(Extracted data entries)
↓

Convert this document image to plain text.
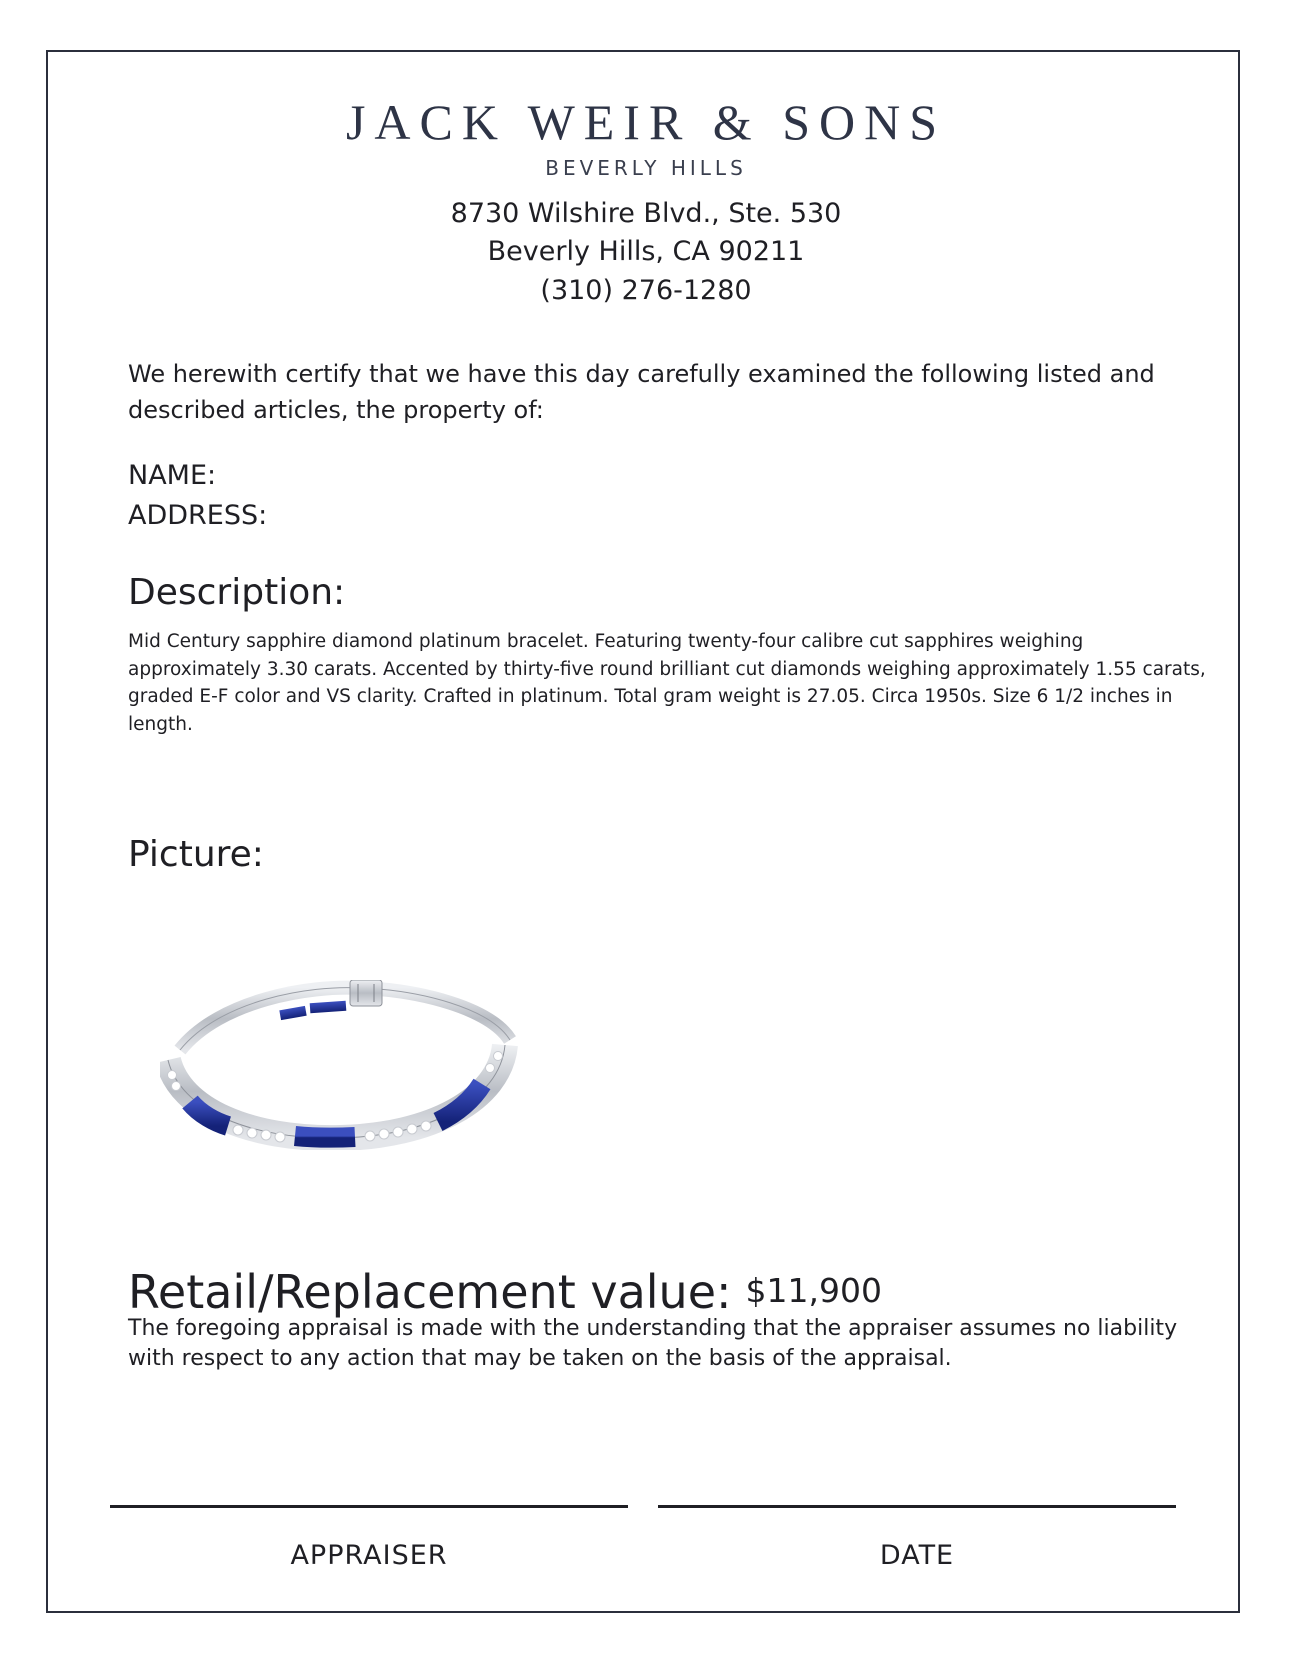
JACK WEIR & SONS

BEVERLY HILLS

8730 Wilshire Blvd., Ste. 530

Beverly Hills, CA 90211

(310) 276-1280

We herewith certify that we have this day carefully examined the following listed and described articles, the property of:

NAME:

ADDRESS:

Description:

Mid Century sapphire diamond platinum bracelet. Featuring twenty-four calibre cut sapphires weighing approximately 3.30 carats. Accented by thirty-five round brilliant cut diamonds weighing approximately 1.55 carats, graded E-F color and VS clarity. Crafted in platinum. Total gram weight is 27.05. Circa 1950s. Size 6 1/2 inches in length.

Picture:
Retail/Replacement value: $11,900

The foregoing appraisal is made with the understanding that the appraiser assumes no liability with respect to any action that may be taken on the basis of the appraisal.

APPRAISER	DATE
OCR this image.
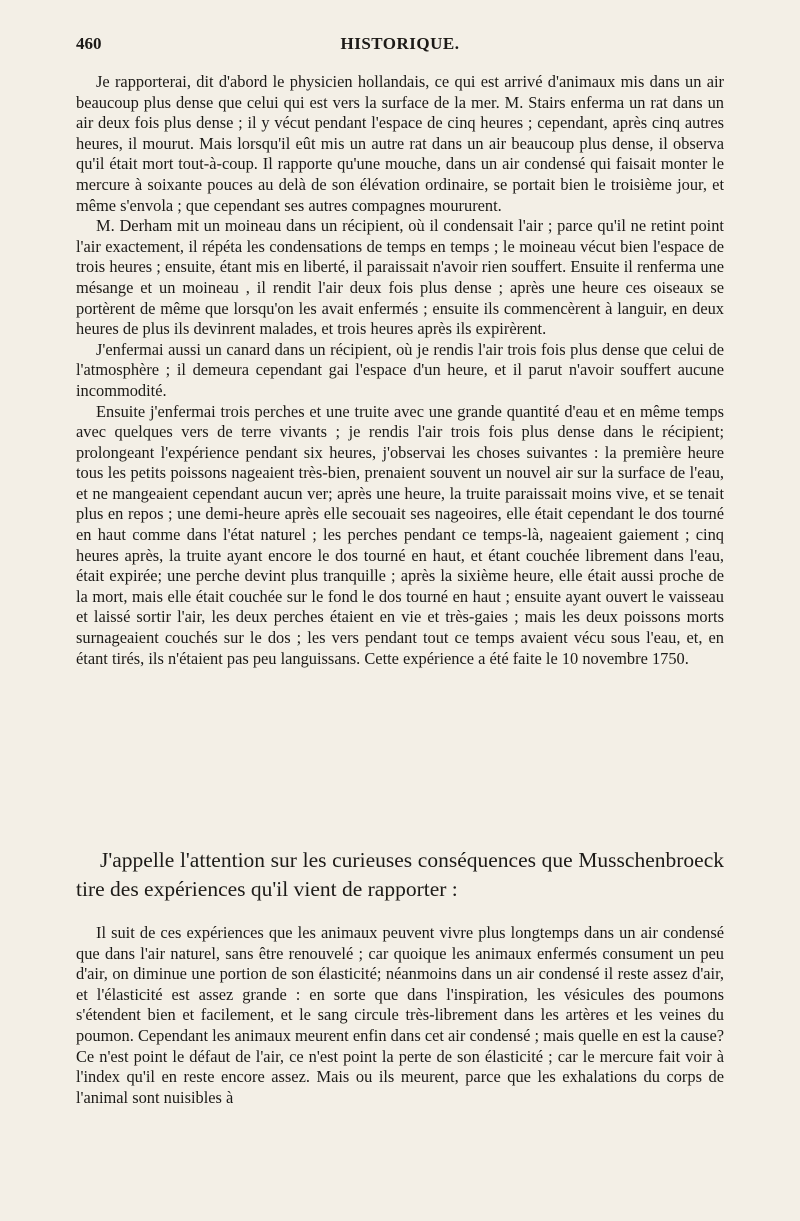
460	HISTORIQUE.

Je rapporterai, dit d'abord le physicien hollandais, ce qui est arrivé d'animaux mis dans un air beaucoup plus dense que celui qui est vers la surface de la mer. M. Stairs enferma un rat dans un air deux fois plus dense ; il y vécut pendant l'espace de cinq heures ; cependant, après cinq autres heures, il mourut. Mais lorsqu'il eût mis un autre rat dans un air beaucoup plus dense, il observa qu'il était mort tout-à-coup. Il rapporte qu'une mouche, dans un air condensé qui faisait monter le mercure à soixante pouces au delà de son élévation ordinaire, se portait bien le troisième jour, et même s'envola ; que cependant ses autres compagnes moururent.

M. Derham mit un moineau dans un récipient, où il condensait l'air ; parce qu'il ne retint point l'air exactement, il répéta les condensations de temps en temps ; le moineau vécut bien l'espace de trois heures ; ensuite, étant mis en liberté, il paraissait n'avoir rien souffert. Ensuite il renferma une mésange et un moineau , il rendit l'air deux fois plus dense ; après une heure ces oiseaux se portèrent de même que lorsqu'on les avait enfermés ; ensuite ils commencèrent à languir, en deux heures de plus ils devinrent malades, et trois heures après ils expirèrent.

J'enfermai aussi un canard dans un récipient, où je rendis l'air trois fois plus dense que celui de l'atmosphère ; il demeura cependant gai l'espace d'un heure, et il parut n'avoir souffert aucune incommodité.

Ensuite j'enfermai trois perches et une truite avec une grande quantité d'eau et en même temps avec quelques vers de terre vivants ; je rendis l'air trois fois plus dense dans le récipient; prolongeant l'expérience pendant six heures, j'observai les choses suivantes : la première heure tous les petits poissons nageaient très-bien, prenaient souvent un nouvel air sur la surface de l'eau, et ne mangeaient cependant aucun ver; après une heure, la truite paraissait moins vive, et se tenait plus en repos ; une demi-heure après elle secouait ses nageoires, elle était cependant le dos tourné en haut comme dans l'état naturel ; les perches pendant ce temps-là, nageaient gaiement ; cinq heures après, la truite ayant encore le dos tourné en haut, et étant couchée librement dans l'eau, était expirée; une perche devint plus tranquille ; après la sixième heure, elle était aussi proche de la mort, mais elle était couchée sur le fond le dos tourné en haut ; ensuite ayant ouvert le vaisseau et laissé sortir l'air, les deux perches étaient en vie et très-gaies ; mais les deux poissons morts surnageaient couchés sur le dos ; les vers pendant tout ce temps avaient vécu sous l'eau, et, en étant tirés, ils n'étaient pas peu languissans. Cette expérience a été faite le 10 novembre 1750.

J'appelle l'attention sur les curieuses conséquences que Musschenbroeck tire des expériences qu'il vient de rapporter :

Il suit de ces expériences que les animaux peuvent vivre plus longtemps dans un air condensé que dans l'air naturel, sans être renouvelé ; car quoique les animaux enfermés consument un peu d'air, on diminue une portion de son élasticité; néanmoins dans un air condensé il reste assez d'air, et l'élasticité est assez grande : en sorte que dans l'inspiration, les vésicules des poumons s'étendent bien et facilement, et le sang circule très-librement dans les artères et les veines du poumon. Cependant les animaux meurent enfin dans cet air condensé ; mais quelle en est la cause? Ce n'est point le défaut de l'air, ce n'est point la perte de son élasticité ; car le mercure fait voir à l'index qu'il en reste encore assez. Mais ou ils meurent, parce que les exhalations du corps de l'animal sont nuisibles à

↑

**Work to do**
Copy every record character for character. Skip the pictures.

**Task output**
Convert this document image to plain text.
JACK WEIR & SONS

BEVERLY HILLS

8730 Wilshire Blvd., Ste. 530

Beverly Hills, CA 90211

(310) 276-1280

We herewith certify that we have this day carefully examined the following listed and described articles, the property of:

NAME:

ADDRESS:

Description:

Mid Century sapphire diamond platinum bracelet. Featuring twenty-four calibre cut sapphires weighing approximately 3.30 carats. Accented by thirty-five round brilliant cut diamonds weighing approximately 1.55 carats, graded E-F color and VS clarity. Crafted in platinum. Total gram weight is 27.05. Circa 1950s. Size 6 1/2 inches in length.

Picture:
Retail/Replacement value: $11,900

The foregoing appraisal is made with the understanding that the appraiser assumes no liability with respect to any action that may be taken on the basis of the appraisal.

APPRAISER	DATE
OCR this image.
460	HISTORIQUE.

Je rapporterai, dit d'abord le physicien hollandais, ce qui est arrivé d'animaux mis dans un air beaucoup plus dense que celui qui est vers la surface de la mer. M. Stairs enferma un rat dans un air deux fois plus dense ; il y vécut pendant l'espace de cinq heures ; cependant, après cinq autres heures, il mourut. Mais lorsqu'il eût mis un autre rat dans un air beaucoup plus dense, il observa qu'il était mort tout-à-coup. Il rapporte qu'une mouche, dans un air condensé qui faisait monter le mercure à soixante pouces au delà de son élévation ordinaire, se portait bien le troisième jour, et même s'envola ; que cependant ses autres compagnes moururent.

M. Derham mit un moineau dans un récipient, où il condensait l'air ; parce qu'il ne retint point l'air exactement, il répéta les condensations de temps en temps ; le moineau vécut bien l'espace de trois heures ; ensuite, étant mis en liberté, il paraissait n'avoir rien souffert. Ensuite il renferma une mésange et un moineau , il rendit l'air deux fois plus dense ; après une heure ces oiseaux se portèrent de même que lorsqu'on les avait enfermés ; ensuite ils commencèrent à languir, en deux heures de plus ils devinrent malades, et trois heures après ils expirèrent.

J'enfermai aussi un canard dans un récipient, où je rendis l'air trois fois plus dense que celui de l'atmosphère ; il demeura cependant gai l'espace d'un heure, et il parut n'avoir souffert aucune incommodité.

Ensuite j'enfermai trois perches et une truite avec une grande quantité d'eau et en même temps avec quelques vers de terre vivants ; je rendis l'air trois fois plus dense dans le récipient; prolongeant l'expérience pendant six heures, j'observai les choses suivantes : la première heure tous les petits poissons nageaient très-bien, prenaient souvent un nouvel air sur la surface de l'eau, et ne mangeaient cependant aucun ver; après une heure, la truite paraissait moins vive, et se tenait plus en repos ; une demi-heure après elle secouait ses nageoires, elle était cependant le dos tourné en haut comme dans l'état naturel ; les perches pendant ce temps-là, nageaient gaiement ; cinq heures après, la truite ayant encore le dos tourné en haut, et étant couchée librement dans l'eau, était expirée; une perche devint plus tranquille ; après la sixième heure, elle était aussi proche de la mort, mais elle était couchée sur le fond le dos tourné en haut ; ensuite ayant ouvert le vaisseau et laissé sortir l'air, les deux perches étaient en vie et très-gaies ; mais les deux poissons morts surnageaient couchés sur le dos ; les vers pendant tout ce temps avaient vécu sous l'eau, et, en étant tirés, ils n'étaient pas peu languissans. Cette expérience a été faite le 10 novembre 1750.

J'appelle l'attention sur les curieuses conséquences que Musschenbroeck tire des expériences qu'il vient de rapporter :

Il suit de ces expériences que les animaux peuvent vivre plus longtemps dans un air condensé que dans l'air naturel, sans être renouvelé ; car quoique les animaux enfermés consument un peu d'air, on diminue une portion de son élasticité; néanmoins dans un air condensé il reste assez d'air, et l'élasticité est assez grande : en sorte que dans l'inspiration, les vésicules des poumons s'étendent bien et facilement, et le sang circule très-librement dans les artères et les veines du poumon. Cependant les animaux meurent enfin dans cet air condensé ; mais quelle en est la cause? Ce n'est point le défaut de l'air, ce n'est point la perte de son élasticité ; car le mercure fait voir à l'index qu'il en reste encore assez. Mais ou ils meurent, parce que les exhalations du corps de l'animal sont nuisibles à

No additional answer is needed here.